● STATED GOAL: Check every line below for the word "para" and copy the ones that have it.

● DATA IN THIS EXERCISE:

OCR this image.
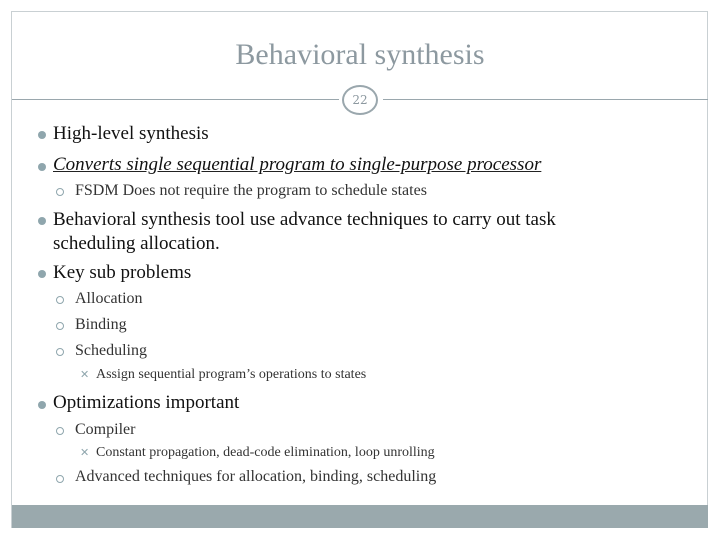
Behavioral synthesis
22
High-level synthesis
Converts single sequential program to single-purpose processor
FSDM Does not require the program to schedule states
Behavioral synthesis tool use advance techniques to carry out task
scheduling allocation.
Key sub problems
Allocation
Binding
Scheduling
✕ Assign sequential program’s operations to states
Optimizations important
Compiler
✕ Constant propagation, dead-code elimination, loop unrolling
Advanced techniques for allocation, binding, scheduling
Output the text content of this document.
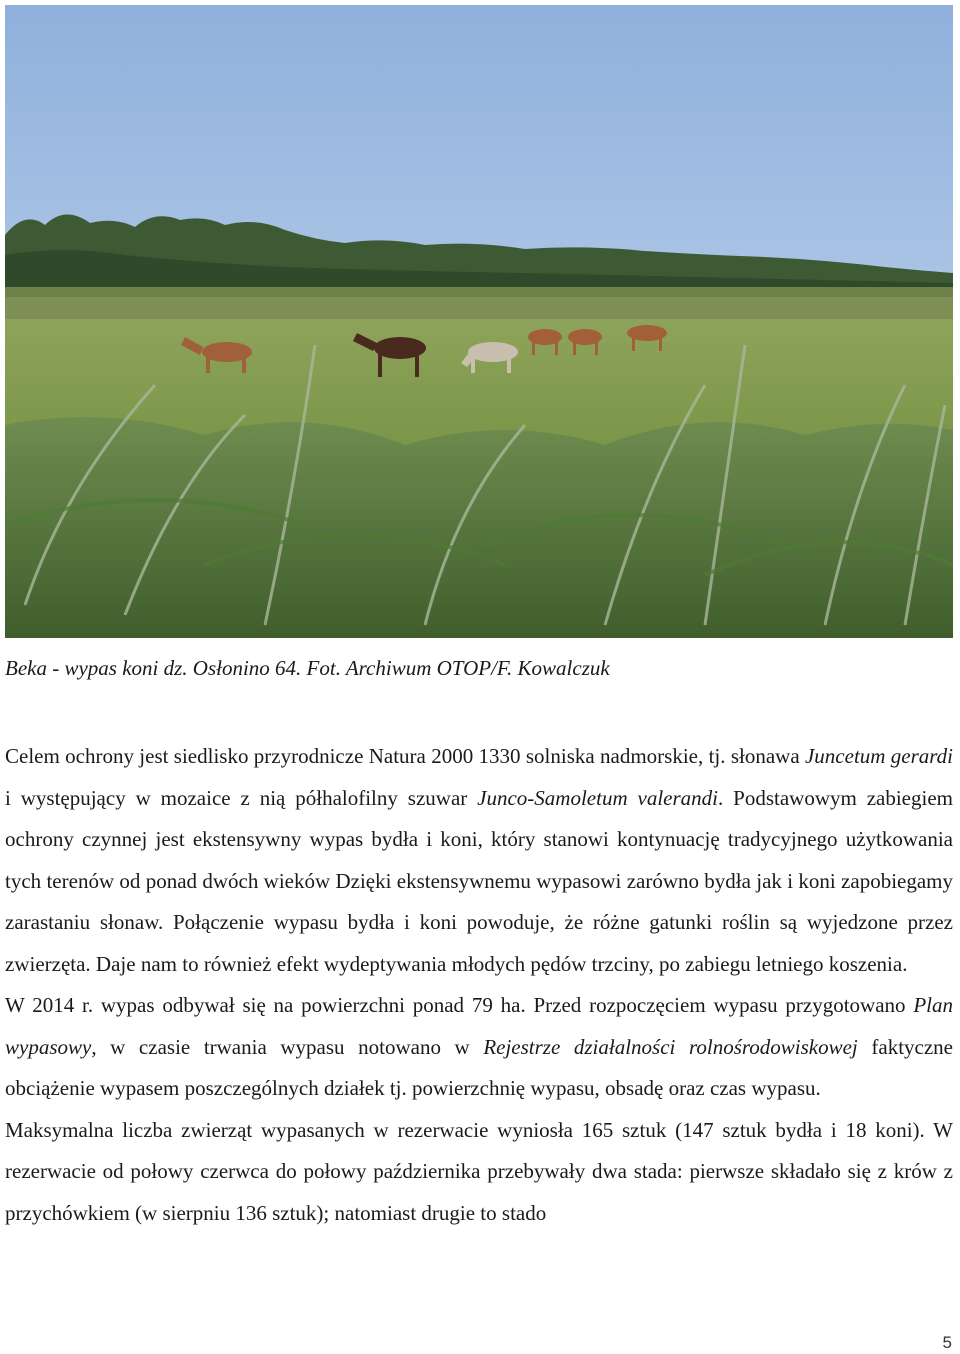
Beka - wypas koni dz. Osłonino 64. Fot. Archiwum OTOP/F. Kowalczuk

Celem ochrony jest siedlisko przyrodnicze Natura 2000 1330 solniska nadmorskie, tj. słonawa Juncetum gerardi i występujący w mozaice z nią półhalofilny szuwar Junco-Samoletum valerandi. Podstawowym zabiegiem ochrony czynnej jest ekstensywny wypas bydła i koni, który stanowi kontynuację tradycyjnego użytkowania tych terenów od ponad dwóch wieków Dzięki ekstensywnemu wypasowi zarówno bydła jak i koni zapobiegamy zarastaniu słonaw. Połączenie wypasu bydła i koni powoduje, że różne gatunki roślin są wyjedzone przez zwierzęta. Daje nam to również efekt wydeptywania młodych pędów trzciny, po zabiegu letniego koszenia.

W 2014 r. wypas odbywał się na powierzchni ponad 79 ha. Przed rozpoczęciem wypasu przygotowano Plan wypasowy, w czasie trwania wypasu notowano w Rejestrze działalności rolnośrodowiskowej faktyczne obciążenie wypasem poszczególnych działek tj. powierzchnię wypasu, obsadę oraz czas wypasu.

Maksymalna liczba zwierząt wypasanych w rezerwacie wyniosła 165 sztuk (147 sztuk bydła i 18 koni). W rezerwacie od połowy czerwca do połowy października przebywały dwa stada: pierwsze składało się z krów z przychówkiem (w sierpniu 136 sztuk); natomiast drugie to stado

5
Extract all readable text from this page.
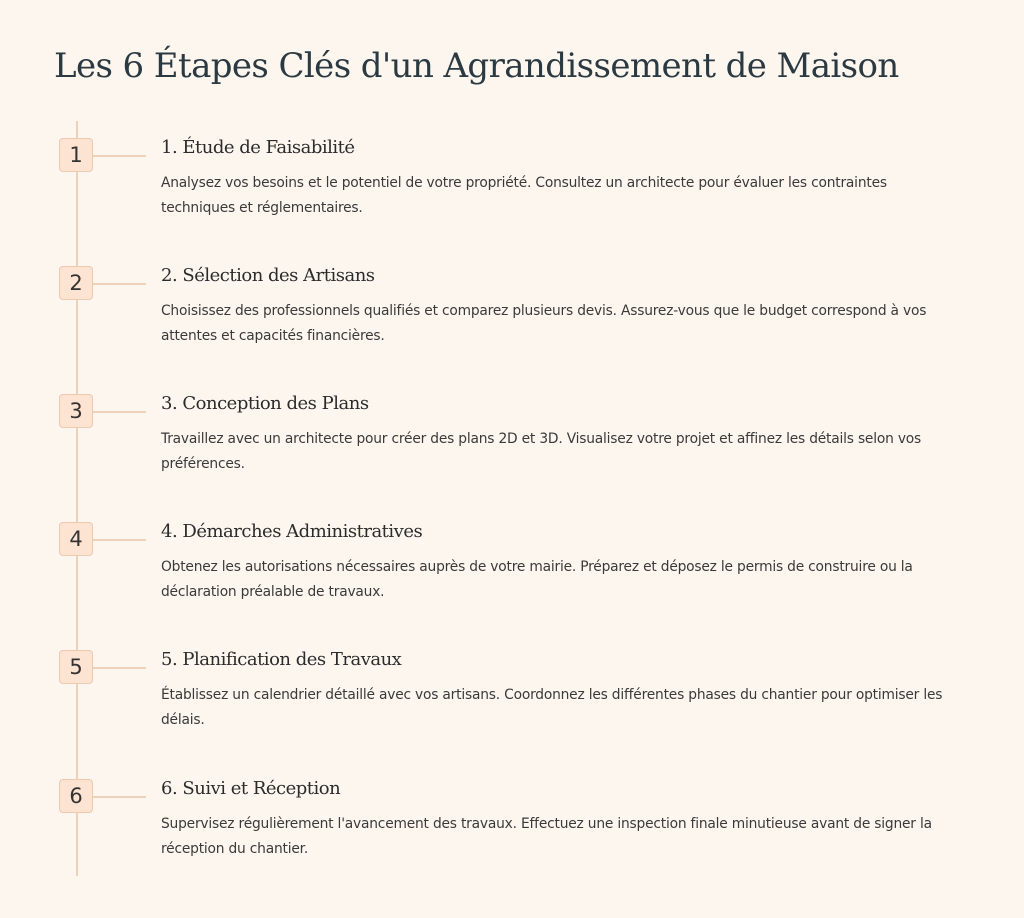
Les 6 Étapes Clés d'un Agrandissement de Maison
1	1. Étude de Faisabilité

Analysez vos besoins et le potentiel de votre propriété. Consultez un architecte pour évaluer les contraintes techniques et réglementaires.

2	2. Sélection des Artisans

Choisissez des professionnels qualifiés et comparez plusieurs devis. Assurez-vous que le budget correspond à vos attentes et capacités financières.

3	3. Conception des Plans

Travaillez avec un architecte pour créer des plans 2D et 3D. Visualisez votre projet et affinez les détails selon vos préférences.

4	4. Démarches Administratives

Obtenez les autorisations nécessaires auprès de votre mairie. Préparez et déposez le permis de construire ou la déclaration préalable de travaux.

5	5. Planification des Travaux

Établissez un calendrier détaillé avec vos artisans. Coordonnez les différentes phases du chantier pour optimiser les délais.

6	6. Suivi et Réception

Supervisez régulièrement l'avancement des travaux. Effectuez une inspection finale minutieuse avant de signer la réception du chantier.
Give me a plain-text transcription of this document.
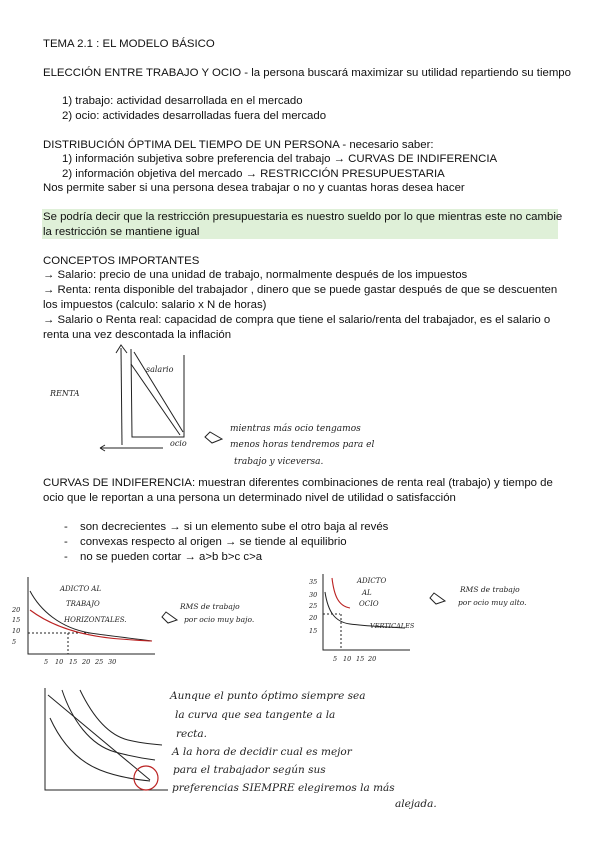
TEMA 2.1 : EL MODELO BÁSICO
ELECCIÓN ENTRE TRABAJO Y OCIO - la persona buscará maximizar su utilidad repartiendo su tiempo
1) trabajo: actividad desarrollada en el mercado
2) ocio: actividades desarrolladas fuera del mercado
DISTRIBUCIÓN ÓPTIMA DEL TIEMPO DE UN PERSONA - necesario saber:
1) información subjetiva sobre preferencia del trabajo → CURVAS DE INDIFERENCIA
2) información objetiva del mercado → RESTRICCIÓN PRESUPUESTARIA
Nos permite saber si una persona desea trabajar o no y cuantas horas desea hacer
Se podría decir que la restricción presupuestaria es nuestro sueldo por lo que mientras este no cambie
la restricción se mantiene igual
CONCEPTOS IMPORTANTES
→ Salario: precio de una unidad de trabajo, normalmente después de los impuestos
→ Renta: renta disponible del trabajador , dinero que se puede gastar después de que se descuenten
los impuestos (calculo: salario x N de horas)
→ Salario o Renta real: capacidad de compra que tiene el salario/renta del trabajador, es el salario o
renta una vez descontada la inflación
RENTA
salario
ocio
mientras más ocio tengamos
menos horas tendremos para el
trabajo y viceversa.
CURVAS DE INDIFERENCIA: muestran diferentes combinaciones de renta real (trabajo) y tiempo de
ocio que le reportan a una persona un determinado nivel de utilidad o satisfacción
- son decrecientes → si un elemento sube el otro baja al revés
- convexas respecto al origen → se tiende al equilibrio
- no se pueden cortar → a>b b>c c>a
ADICTO AL
TRABAJO
HORIZONTALES.
20
15
10
5
5 10 15 20 25 30
RMS de trabajo
por ocio muy bajo.
ADICTO
AL
OCIO
VERTICALES
35
30
25
20
15
5 10 15 20
RMS de trabajo
por ocio muy alto.
Aunque el punto óptimo siempre sea
la curva que sea tangente a la
recta.
A la hora de decidir cual es mejor
para el trabajador según sus
preferencias SIEMPRE elegiremos la más
alejada.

● OUTPUT FOR THIS TASK:
menos horas tendremos para el
para el trabajador según sus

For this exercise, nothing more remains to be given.